Track down every line below that holds "instellen" and copy it.

[Stored data entries]
|---|

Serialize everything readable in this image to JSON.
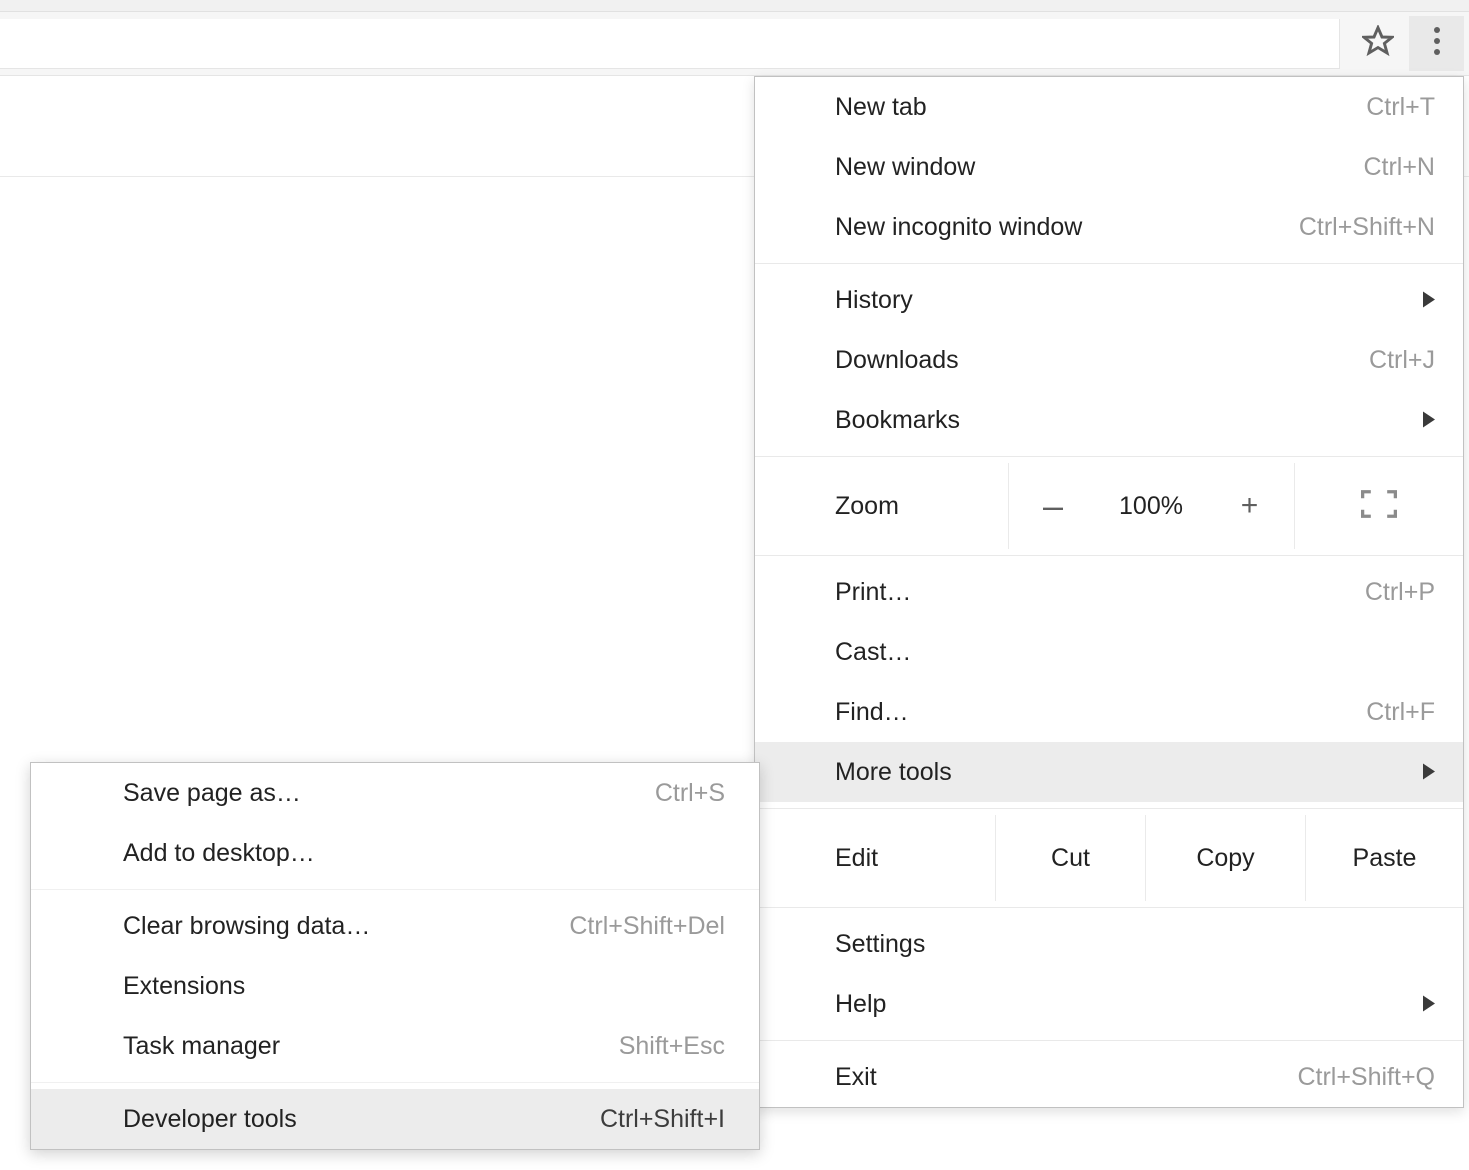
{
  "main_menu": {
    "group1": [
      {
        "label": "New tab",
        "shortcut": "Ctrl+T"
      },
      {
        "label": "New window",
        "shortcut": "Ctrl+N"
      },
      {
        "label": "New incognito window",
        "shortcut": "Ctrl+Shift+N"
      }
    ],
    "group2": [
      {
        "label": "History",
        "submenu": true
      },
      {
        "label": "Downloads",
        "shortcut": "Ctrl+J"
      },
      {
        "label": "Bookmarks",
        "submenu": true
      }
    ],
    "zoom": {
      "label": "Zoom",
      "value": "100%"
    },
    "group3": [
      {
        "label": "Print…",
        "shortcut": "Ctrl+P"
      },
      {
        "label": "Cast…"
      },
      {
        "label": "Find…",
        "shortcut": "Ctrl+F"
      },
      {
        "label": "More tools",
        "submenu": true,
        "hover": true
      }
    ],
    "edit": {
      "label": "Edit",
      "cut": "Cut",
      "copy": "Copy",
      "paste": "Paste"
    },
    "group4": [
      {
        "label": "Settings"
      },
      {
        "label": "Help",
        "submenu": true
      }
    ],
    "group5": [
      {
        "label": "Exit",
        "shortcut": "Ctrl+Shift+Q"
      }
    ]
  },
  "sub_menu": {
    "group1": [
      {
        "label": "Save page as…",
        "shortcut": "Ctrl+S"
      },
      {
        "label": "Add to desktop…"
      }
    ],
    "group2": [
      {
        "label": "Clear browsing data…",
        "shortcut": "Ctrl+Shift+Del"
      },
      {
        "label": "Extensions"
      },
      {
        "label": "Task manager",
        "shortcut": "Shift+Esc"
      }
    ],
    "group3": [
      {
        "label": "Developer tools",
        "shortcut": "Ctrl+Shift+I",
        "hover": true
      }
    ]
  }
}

|---|

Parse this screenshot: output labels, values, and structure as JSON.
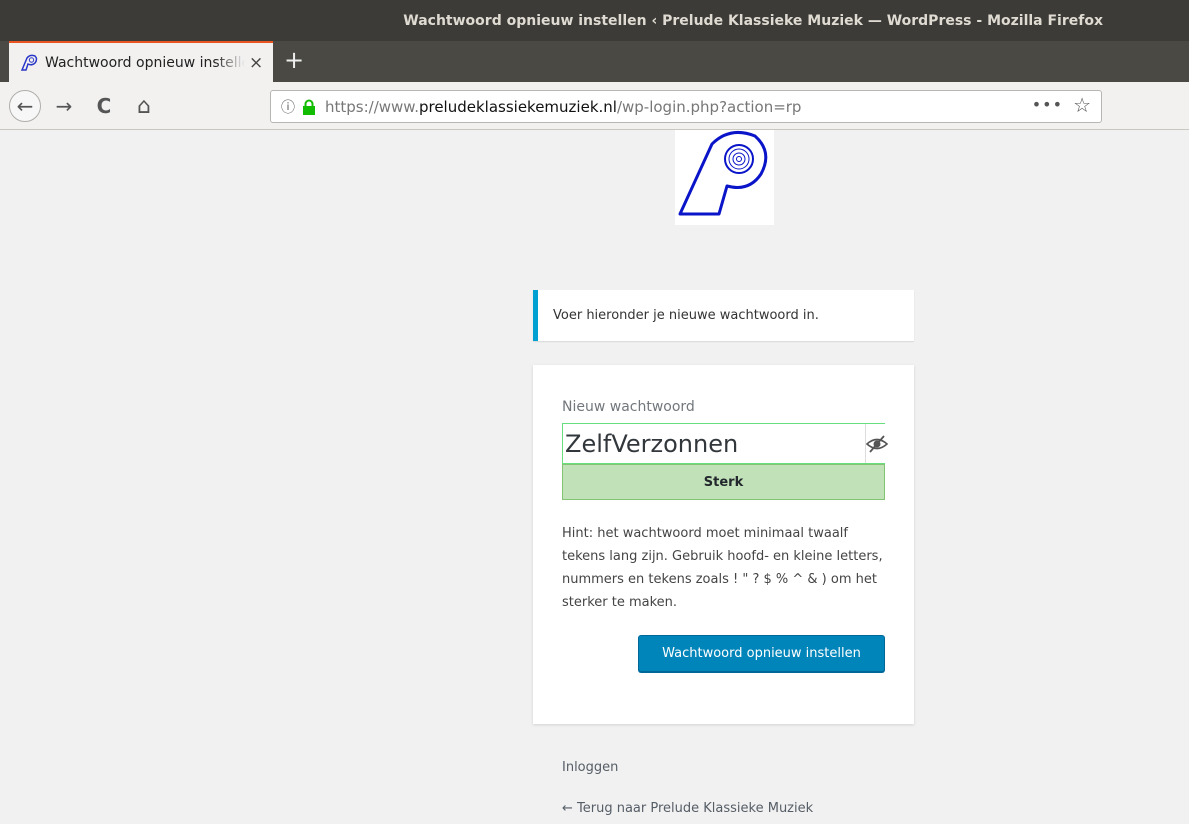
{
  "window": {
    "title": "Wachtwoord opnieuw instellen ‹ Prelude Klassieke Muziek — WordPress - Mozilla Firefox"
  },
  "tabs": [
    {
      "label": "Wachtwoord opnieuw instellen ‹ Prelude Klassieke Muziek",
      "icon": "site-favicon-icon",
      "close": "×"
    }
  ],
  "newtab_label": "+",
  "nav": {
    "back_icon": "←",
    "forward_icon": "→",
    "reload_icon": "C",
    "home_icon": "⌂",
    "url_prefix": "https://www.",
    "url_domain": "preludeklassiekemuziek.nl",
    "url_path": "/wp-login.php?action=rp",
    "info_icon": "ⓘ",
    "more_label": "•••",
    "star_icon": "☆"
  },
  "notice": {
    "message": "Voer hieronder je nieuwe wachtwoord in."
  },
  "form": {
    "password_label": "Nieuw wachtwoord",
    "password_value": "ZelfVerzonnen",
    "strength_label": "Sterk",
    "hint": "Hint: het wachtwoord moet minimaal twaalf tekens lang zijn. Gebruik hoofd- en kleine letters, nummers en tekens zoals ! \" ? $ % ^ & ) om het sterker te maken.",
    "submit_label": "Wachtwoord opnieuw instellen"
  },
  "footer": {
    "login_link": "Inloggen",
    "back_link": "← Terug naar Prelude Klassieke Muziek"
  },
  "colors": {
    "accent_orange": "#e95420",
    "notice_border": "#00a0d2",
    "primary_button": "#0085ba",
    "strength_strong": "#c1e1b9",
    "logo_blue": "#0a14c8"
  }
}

|---|

## Final result
    "title": "Wachtwoord opnieuw instellen ‹ Prelude Klassieke Muziek — WordPress - Mozilla Firefox"
      "label": "Wachtwoord opnieuw instellen ‹ Prelude Klassieke Muziek",
    "submit_label": "Wachtwoord opnieuw instellen"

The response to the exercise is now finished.